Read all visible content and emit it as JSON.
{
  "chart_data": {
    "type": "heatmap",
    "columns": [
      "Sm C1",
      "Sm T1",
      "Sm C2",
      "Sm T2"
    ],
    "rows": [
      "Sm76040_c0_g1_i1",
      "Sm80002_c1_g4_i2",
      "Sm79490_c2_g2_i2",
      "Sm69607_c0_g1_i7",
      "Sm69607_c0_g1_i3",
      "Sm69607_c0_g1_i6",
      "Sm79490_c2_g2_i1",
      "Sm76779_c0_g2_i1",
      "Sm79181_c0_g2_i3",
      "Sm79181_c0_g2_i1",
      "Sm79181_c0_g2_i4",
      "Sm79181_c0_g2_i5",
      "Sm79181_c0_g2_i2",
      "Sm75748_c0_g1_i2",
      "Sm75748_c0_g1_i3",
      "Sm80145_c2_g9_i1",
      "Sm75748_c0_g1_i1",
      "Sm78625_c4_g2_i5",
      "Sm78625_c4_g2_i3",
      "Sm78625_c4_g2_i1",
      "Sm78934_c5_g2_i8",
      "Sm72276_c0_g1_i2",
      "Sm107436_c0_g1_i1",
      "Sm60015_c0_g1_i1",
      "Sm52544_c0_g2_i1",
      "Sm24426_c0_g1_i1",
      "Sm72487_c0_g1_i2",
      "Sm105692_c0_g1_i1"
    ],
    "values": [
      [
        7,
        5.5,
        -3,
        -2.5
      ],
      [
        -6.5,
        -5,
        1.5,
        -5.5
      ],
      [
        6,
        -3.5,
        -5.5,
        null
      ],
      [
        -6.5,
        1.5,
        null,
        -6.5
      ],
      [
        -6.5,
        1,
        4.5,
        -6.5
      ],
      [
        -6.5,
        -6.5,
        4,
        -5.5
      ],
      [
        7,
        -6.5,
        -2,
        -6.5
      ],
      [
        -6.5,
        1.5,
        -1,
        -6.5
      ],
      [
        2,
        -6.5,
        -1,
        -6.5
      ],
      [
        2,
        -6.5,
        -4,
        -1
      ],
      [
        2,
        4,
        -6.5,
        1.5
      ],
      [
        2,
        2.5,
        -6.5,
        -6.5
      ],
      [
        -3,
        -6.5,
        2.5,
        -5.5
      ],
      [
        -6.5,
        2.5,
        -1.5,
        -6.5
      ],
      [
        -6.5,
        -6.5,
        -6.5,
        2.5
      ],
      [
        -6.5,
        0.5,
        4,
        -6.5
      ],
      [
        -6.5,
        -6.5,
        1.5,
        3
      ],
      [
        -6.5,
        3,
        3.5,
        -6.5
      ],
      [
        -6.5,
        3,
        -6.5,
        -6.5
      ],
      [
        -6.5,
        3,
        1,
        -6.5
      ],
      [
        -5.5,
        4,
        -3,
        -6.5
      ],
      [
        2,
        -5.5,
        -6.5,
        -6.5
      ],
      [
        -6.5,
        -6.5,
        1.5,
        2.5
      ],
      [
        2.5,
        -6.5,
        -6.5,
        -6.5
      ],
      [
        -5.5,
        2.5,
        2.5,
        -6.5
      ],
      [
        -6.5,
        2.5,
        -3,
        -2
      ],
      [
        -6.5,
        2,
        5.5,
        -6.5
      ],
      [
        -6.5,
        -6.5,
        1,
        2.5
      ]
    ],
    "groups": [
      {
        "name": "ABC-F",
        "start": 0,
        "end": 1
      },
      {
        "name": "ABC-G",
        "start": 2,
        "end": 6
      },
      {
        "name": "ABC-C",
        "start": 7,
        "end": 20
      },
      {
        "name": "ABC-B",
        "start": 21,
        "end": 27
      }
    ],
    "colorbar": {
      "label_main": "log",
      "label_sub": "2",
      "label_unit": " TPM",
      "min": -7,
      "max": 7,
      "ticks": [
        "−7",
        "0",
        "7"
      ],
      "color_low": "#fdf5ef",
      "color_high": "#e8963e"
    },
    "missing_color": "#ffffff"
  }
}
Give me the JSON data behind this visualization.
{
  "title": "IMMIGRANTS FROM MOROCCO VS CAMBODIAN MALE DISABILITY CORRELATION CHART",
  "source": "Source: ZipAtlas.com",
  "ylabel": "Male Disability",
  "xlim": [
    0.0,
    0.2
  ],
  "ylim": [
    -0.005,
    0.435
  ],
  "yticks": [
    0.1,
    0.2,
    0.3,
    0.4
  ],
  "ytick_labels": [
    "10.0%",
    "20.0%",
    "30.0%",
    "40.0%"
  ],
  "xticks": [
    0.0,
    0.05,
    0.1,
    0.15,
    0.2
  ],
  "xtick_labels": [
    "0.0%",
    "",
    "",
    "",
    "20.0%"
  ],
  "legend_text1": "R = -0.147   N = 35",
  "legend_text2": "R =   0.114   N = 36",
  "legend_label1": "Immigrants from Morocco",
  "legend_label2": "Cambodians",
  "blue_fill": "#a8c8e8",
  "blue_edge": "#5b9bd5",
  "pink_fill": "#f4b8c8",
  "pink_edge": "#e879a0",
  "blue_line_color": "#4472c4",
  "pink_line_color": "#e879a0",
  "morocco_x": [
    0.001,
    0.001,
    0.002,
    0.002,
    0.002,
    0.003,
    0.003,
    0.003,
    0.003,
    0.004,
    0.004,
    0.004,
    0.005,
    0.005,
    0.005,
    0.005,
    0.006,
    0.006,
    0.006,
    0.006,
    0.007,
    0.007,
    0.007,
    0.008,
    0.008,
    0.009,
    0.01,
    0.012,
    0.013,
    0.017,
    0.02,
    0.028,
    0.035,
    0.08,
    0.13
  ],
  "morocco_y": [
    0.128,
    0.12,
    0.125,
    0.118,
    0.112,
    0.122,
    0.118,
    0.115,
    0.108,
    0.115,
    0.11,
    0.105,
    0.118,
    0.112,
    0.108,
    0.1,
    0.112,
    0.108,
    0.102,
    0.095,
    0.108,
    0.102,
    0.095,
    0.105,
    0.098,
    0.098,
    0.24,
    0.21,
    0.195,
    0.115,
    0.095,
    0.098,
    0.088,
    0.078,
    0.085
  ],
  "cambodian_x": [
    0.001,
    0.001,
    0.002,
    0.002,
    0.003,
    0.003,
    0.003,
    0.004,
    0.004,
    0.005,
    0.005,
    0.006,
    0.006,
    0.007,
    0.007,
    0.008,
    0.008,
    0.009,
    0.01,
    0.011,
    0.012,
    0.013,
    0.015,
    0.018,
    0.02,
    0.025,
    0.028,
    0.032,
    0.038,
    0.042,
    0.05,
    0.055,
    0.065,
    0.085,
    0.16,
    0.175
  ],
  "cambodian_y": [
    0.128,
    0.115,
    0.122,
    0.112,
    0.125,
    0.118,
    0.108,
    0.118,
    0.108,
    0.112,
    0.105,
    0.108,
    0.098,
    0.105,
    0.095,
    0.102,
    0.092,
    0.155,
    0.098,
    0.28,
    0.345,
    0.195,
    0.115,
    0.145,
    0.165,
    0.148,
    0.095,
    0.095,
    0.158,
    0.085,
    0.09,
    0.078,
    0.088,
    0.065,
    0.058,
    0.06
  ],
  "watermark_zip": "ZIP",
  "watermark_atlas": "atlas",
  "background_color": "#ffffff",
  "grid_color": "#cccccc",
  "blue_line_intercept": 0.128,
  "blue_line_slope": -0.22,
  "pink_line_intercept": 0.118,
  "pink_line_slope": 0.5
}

-*-*-

* **GIVEN TASK**
Collect, from the material above, every line containing the word "ffffff".

* **SOLUTION**
    "missing_color": "#ffffff"
  "background_color": "#ffffff",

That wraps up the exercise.